**PROBLEM TO SOLVE:**
Copy every item below word for word, with nothing added, dropped, or changed.

**INFORMATION PROVIDED:**

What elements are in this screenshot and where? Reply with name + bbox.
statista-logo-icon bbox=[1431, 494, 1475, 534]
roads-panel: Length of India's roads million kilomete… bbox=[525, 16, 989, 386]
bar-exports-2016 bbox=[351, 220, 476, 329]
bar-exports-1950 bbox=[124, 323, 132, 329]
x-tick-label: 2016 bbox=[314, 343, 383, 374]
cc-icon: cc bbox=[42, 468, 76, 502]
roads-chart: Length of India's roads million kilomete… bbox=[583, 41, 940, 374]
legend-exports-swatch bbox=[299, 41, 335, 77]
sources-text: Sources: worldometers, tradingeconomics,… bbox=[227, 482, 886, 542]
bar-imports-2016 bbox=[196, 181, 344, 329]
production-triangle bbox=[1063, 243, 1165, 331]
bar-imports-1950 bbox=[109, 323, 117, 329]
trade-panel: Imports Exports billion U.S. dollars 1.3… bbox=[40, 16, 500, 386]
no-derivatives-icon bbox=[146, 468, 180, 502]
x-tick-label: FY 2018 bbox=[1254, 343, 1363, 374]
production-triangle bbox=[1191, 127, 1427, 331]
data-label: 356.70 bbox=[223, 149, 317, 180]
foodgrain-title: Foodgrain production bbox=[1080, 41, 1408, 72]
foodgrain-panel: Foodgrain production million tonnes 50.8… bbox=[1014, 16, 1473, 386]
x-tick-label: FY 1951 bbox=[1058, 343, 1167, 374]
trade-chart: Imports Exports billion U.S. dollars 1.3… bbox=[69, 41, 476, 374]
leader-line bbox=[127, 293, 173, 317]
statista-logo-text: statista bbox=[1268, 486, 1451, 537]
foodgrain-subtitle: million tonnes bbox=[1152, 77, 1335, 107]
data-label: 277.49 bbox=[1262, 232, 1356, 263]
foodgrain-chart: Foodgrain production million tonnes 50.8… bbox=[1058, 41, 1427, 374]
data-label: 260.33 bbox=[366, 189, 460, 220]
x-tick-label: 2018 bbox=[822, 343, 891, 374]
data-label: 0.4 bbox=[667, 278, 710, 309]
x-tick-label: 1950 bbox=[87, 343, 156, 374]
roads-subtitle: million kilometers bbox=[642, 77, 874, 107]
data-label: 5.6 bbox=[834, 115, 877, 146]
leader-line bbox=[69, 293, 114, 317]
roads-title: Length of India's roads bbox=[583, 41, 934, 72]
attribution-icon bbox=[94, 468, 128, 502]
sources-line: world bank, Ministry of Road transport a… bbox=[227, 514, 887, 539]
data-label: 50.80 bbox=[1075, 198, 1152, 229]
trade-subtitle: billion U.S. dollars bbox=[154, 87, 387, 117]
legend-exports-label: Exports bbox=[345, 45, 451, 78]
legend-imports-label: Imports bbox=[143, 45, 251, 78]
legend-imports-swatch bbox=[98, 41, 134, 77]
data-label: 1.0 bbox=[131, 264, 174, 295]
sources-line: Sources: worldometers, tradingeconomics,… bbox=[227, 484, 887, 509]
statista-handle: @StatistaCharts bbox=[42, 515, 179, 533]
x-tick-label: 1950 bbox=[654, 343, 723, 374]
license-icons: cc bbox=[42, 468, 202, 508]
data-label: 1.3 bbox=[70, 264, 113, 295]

**RESPONSE BELOW:**
What elements are in this screenshot and where? Reply with name + bbox.
statista-logo-icon bbox=[1431, 494, 1475, 534]
roads-panel: Length of India's roads million kilomete… bbox=[525, 16, 989, 386]
bar-exports-2016 bbox=[351, 220, 476, 329]
bar-exports-1950 bbox=[124, 323, 132, 329]
x-tick-label: 2016 bbox=[314, 343, 383, 374]
cc-icon: cc bbox=[42, 468, 76, 502]
roads-chart: Length of India's roads million kilomete… bbox=[583, 41, 940, 374]
legend-exports-swatch bbox=[299, 41, 335, 77]
sources-text: Sources: worldometers, tradingeconomics,… bbox=[227, 482, 886, 542]
bar-imports-2016 bbox=[196, 181, 344, 329]
production-triangle bbox=[1063, 243, 1165, 331]
bar-imports-1950 bbox=[109, 323, 117, 329]
trade-panel: Imports Exports billion U.S. dollars 1.3… bbox=[40, 16, 500, 386]
no-derivatives-icon bbox=[146, 468, 180, 502]
x-tick-label: FY 2018 bbox=[1254, 343, 1363, 374]
production-triangle bbox=[1191, 127, 1427, 331]
data-label: 356.70 bbox=[223, 149, 317, 180]
foodgrain-title: Foodgrain production bbox=[1080, 41, 1408, 72]
foodgrain-panel: Foodgrain production million tonnes 50.8… bbox=[1014, 16, 1473, 386]
x-tick-label: FY 1951 bbox=[1058, 343, 1167, 374]
trade-chart: Imports Exports billion U.S. dollars 1.3… bbox=[69, 41, 476, 374]
leader-line bbox=[127, 293, 173, 317]
statista-logo-text: statista bbox=[1268, 486, 1451, 537]
foodgrain-subtitle: million tonnes bbox=[1152, 77, 1335, 107]
data-label: 277.49 bbox=[1262, 232, 1356, 263]
foodgrain-chart: Foodgrain production million tonnes 50.8… bbox=[1058, 41, 1427, 374]
data-label: 260.33 bbox=[366, 189, 460, 220]
x-tick-label: 2018 bbox=[822, 343, 891, 374]
data-label: 0.4 bbox=[667, 278, 710, 309]
x-tick-label: 1950 bbox=[87, 343, 156, 374]
roads-subtitle: million kilometers bbox=[642, 77, 874, 107]
data-label: 5.6 bbox=[834, 115, 877, 146]
leader-line bbox=[69, 293, 114, 317]
roads-title: Length of India's roads bbox=[583, 41, 934, 72]
attribution-icon bbox=[94, 468, 128, 502]
sources-line: world bank, Ministry of Road transport a… bbox=[227, 514, 887, 539]
data-label: 50.80 bbox=[1075, 198, 1152, 229]
trade-subtitle: billion U.S. dollars bbox=[154, 87, 387, 117]
legend-exports-label: Exports bbox=[345, 45, 451, 78]
legend-imports-label: Imports bbox=[143, 45, 251, 78]
legend-imports-swatch bbox=[98, 41, 134, 77]
data-label: 1.0 bbox=[131, 264, 174, 295]
sources-line: Sources: worldometers, tradingeconomics,… bbox=[227, 484, 887, 509]
statista-handle: @StatistaCharts bbox=[42, 515, 179, 533]
x-tick-label: 1950 bbox=[654, 343, 723, 374]
license-icons: cc bbox=[42, 468, 202, 508]
data-label: 1.3 bbox=[70, 264, 113, 295]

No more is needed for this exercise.